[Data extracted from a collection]
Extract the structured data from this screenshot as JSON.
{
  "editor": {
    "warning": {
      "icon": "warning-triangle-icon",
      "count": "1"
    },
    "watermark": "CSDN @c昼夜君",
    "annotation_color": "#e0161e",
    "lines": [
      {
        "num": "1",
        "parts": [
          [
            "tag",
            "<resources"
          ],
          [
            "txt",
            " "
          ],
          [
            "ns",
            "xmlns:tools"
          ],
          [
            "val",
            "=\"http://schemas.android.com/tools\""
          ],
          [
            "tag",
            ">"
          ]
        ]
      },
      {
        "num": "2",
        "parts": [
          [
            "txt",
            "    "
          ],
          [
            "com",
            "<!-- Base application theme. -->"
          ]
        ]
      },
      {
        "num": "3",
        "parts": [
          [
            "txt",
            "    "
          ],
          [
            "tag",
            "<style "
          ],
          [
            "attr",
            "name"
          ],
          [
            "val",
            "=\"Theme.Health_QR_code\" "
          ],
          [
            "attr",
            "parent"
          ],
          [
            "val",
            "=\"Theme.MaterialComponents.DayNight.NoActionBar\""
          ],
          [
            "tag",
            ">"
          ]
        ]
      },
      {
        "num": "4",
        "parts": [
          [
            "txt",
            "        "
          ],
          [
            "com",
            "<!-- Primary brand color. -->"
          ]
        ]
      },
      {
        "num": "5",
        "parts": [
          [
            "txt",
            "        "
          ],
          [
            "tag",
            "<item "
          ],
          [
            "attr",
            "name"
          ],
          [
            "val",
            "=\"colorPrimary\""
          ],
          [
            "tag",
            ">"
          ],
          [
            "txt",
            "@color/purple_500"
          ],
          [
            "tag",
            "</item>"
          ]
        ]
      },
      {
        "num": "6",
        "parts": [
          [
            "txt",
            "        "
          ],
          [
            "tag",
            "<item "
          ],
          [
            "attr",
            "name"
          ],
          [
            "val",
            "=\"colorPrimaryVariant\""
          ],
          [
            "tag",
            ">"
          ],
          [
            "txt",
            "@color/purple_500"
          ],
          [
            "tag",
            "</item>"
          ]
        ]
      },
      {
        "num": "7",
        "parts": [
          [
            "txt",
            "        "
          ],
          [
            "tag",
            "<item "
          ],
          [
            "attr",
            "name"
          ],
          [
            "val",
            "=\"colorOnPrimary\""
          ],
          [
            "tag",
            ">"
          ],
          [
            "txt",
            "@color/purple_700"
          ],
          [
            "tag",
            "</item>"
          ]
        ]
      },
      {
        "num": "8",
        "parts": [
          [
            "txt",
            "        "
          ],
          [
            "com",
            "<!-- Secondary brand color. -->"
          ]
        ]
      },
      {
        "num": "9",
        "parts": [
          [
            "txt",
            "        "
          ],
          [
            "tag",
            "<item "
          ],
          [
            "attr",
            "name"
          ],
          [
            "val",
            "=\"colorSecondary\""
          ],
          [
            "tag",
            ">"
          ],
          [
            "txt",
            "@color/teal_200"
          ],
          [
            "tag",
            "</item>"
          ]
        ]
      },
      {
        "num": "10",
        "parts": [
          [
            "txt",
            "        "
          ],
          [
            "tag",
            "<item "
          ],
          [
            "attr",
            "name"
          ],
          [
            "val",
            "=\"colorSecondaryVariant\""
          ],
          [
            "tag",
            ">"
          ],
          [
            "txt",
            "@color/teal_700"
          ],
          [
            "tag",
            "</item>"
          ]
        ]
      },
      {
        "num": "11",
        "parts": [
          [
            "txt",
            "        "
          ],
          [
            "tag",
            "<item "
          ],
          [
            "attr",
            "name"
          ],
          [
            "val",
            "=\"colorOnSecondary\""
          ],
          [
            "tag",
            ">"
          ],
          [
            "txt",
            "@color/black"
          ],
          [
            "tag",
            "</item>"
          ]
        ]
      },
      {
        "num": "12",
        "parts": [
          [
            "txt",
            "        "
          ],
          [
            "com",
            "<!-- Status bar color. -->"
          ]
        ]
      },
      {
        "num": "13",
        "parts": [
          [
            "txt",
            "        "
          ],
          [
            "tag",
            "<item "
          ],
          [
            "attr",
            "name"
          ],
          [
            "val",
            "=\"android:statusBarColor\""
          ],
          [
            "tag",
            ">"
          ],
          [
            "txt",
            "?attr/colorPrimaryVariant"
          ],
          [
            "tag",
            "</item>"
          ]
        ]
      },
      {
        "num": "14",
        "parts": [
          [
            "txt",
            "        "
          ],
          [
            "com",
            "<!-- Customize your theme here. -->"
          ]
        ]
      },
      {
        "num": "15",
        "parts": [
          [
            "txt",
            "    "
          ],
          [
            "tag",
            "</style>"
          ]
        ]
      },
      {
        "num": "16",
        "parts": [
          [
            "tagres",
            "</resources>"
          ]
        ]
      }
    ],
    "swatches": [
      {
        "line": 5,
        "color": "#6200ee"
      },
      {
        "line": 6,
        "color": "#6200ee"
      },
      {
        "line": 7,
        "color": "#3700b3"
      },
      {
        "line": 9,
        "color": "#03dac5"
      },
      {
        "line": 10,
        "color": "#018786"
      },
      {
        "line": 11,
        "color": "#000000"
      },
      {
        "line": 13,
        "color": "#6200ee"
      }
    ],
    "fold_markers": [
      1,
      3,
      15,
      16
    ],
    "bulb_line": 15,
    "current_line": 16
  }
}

• Short task
Scan the records above for the string "brand", then report every line that contains it.

• Full solution
            "<!-- Primary brand color. -->"
            "<!-- Secondary brand color. -->"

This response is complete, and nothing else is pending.